Data items:
◆ ◆ ◆

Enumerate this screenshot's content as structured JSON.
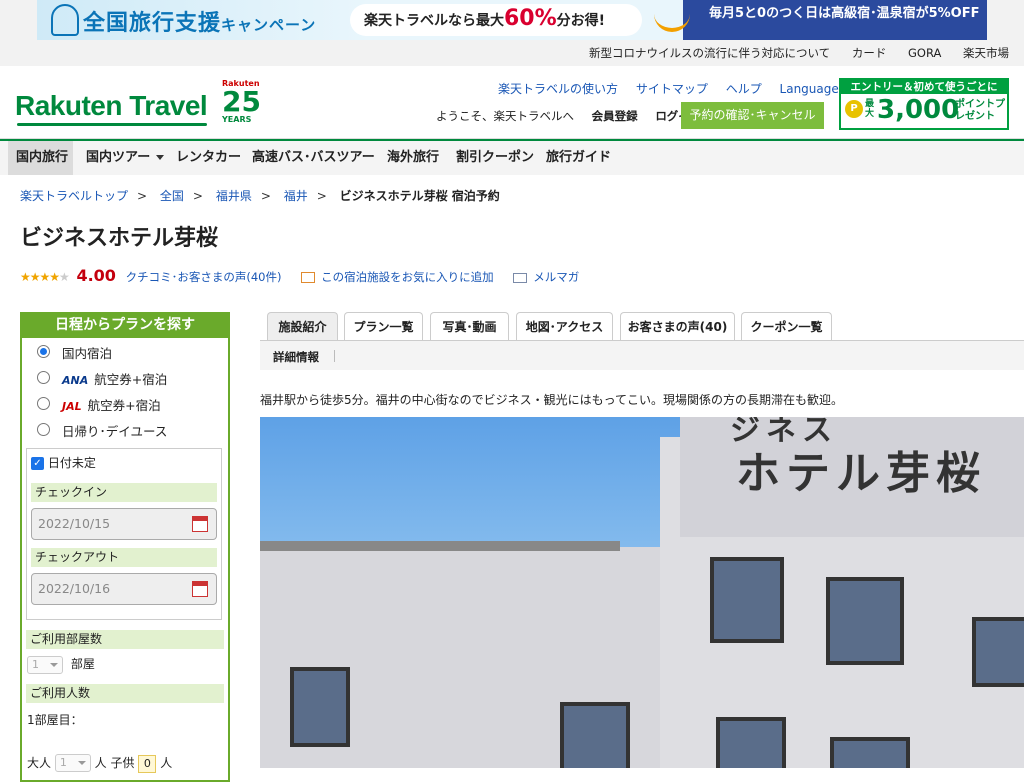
{
  "banner": {
    "title": "全国旅行支援",
    "title_suffix": "キャンペーン",
    "pill_pre": "楽天トラベルなら最大",
    "pill_num": "60%",
    "pill_post": "分お得!",
    "right_line1": "毎月5と0のつく日は高級宿･温泉宿が5%OFF"
  },
  "util_links": [
    "新型コロナウイルスの流行に伴う対応について",
    "カード",
    "GORA",
    "楽天市場"
  ],
  "header": {
    "logo": "Rakuten Travel",
    "years_brand": "Rakuten",
    "years_num": "25",
    "years_label": "YEARS",
    "links": [
      "楽天トラベルの使い方",
      "サイトマップ",
      "ヘルプ"
    ],
    "languages": "Languages",
    "welcome": "ようこそ、楽天トラベルへ",
    "register": "会員登録",
    "login": "ログイン",
    "reserve_button": "予約の確認･キャンセル",
    "promo_title": "エントリー＆初めて使うごとに",
    "promo_small": "最大",
    "promo_amount": "3,000",
    "promo_pt": "ポイントプレゼント"
  },
  "nav": [
    "国内旅行",
    "国内ツアー",
    "レンタカー",
    "高速バス･バスツアー",
    "海外旅行",
    "割引クーポン",
    "旅行ガイド"
  ],
  "breadcrumb": {
    "links": [
      "楽天トラベルトップ",
      "全国",
      "福井県",
      "福井"
    ],
    "current": "ビジネスホテル芽桜 宿泊予約"
  },
  "hotel": {
    "name": "ビジネスホテル芽桜",
    "score": "4.00",
    "stars_on": 4,
    "reviews": "クチコミ･お客さまの声(40件)",
    "favorite": "この宿泊施設をお気に入りに追加",
    "mailmag": "メルマガ",
    "description": "福井駅から徒歩5分。福井の中心街なのでビジネス・観光にはもってこい。現場関係の方の長期滞在も歓迎。",
    "sign_text_top": "ジネス",
    "sign_text_main": "ホテル芽桜"
  },
  "search": {
    "title": "日程からプランを探す",
    "options": [
      "国内宿泊",
      "航空券+宿泊",
      "航空券+宿泊",
      "日帰り･デイユース"
    ],
    "ana": "ANA",
    "jal": "JAL",
    "undecided": "日付未定",
    "checkin_label": "チェックイン",
    "checkin_value": "2022/10/15",
    "checkout_label": "チェックアウト",
    "checkout_value": "2022/10/16",
    "rooms_label": "ご利用部屋数",
    "rooms_value": "1",
    "rooms_unit": "部屋",
    "people_label": "ご利用人数",
    "room1": "1部屋目：",
    "adults_label": "大人",
    "adults_value": "1",
    "adults_unit": "人",
    "child_label": "子供",
    "child_value": "0",
    "child_unit": "人"
  },
  "tabs": [
    "施設紹介",
    "プラン一覧",
    "写真･動画",
    "地図･アクセス",
    "お客さまの声(40)",
    "クーポン一覧"
  ],
  "subtab": "詳細情報",
  "colors": {
    "brand_green": "#00893d",
    "accent_green": "#6aaa2b",
    "price_red": "#c4000e"
  }
}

◆ ◆ ◆

PROMPT:
Above are records with pictures; repeat the records exactly and leave the pictures out.

CORRECT RESULT:
Enumerate this screenshot's content as structured JSON.
{
  "banner": {
    "title": "全国旅行支援",
    "title_suffix": "キャンペーン",
    "pill_pre": "楽天トラベルなら最大",
    "pill_num": "60%",
    "pill_post": "分お得!",
    "right_line1": "毎月5と0のつく日は高級宿･温泉宿が5%OFF"
  },
  "util_links": [
    "新型コロナウイルスの流行に伴う対応について",
    "カード",
    "GORA",
    "楽天市場"
  ],
  "header": {
    "logo": "Rakuten Travel",
    "years_brand": "Rakuten",
    "years_num": "25",
    "years_label": "YEARS",
    "links": [
      "楽天トラベルの使い方",
      "サイトマップ",
      "ヘルプ"
    ],
    "languages": "Languages",
    "welcome": "ようこそ、楽天トラベルへ",
    "register": "会員登録",
    "login": "ログイン",
    "reserve_button": "予約の確認･キャンセル",
    "promo_title": "エントリー＆初めて使うごとに",
    "promo_small": "最大",
    "promo_amount": "3,000",
    "promo_pt": "ポイントプレゼント"
  },
  "nav": [
    "国内旅行",
    "国内ツアー",
    "レンタカー",
    "高速バス･バスツアー",
    "海外旅行",
    "割引クーポン",
    "旅行ガイド"
  ],
  "breadcrumb": {
    "links": [
      "楽天トラベルトップ",
      "全国",
      "福井県",
      "福井"
    ],
    "current": "ビジネスホテル芽桜 宿泊予約"
  },
  "hotel": {
    "name": "ビジネスホテル芽桜",
    "score": "4.00",
    "stars_on": 4,
    "reviews": "クチコミ･お客さまの声(40件)",
    "favorite": "この宿泊施設をお気に入りに追加",
    "mailmag": "メルマガ",
    "description": "福井駅から徒歩5分。福井の中心街なのでビジネス・観光にはもってこい。現場関係の方の長期滞在も歓迎。",
    "sign_text_top": "ジネス",
    "sign_text_main": "ホテル芽桜"
  },
  "search": {
    "title": "日程からプランを探す",
    "options": [
      "国内宿泊",
      "航空券+宿泊",
      "航空券+宿泊",
      "日帰り･デイユース"
    ],
    "ana": "ANA",
    "jal": "JAL",
    "undecided": "日付未定",
    "checkin_label": "チェックイン",
    "checkin_value": "2022/10/15",
    "checkout_label": "チェックアウト",
    "checkout_value": "2022/10/16",
    "rooms_label": "ご利用部屋数",
    "rooms_value": "1",
    "rooms_unit": "部屋",
    "people_label": "ご利用人数",
    "room1": "1部屋目：",
    "adults_label": "大人",
    "adults_value": "1",
    "adults_unit": "人",
    "child_label": "子供",
    "child_value": "0",
    "child_unit": "人"
  },
  "tabs": [
    "施設紹介",
    "プラン一覧",
    "写真･動画",
    "地図･アクセス",
    "お客さまの声(40)",
    "クーポン一覧"
  ],
  "subtab": "詳細情報",
  "colors": {
    "brand_green": "#00893d",
    "accent_green": "#6aaa2b",
    "price_red": "#c4000e"
  }
}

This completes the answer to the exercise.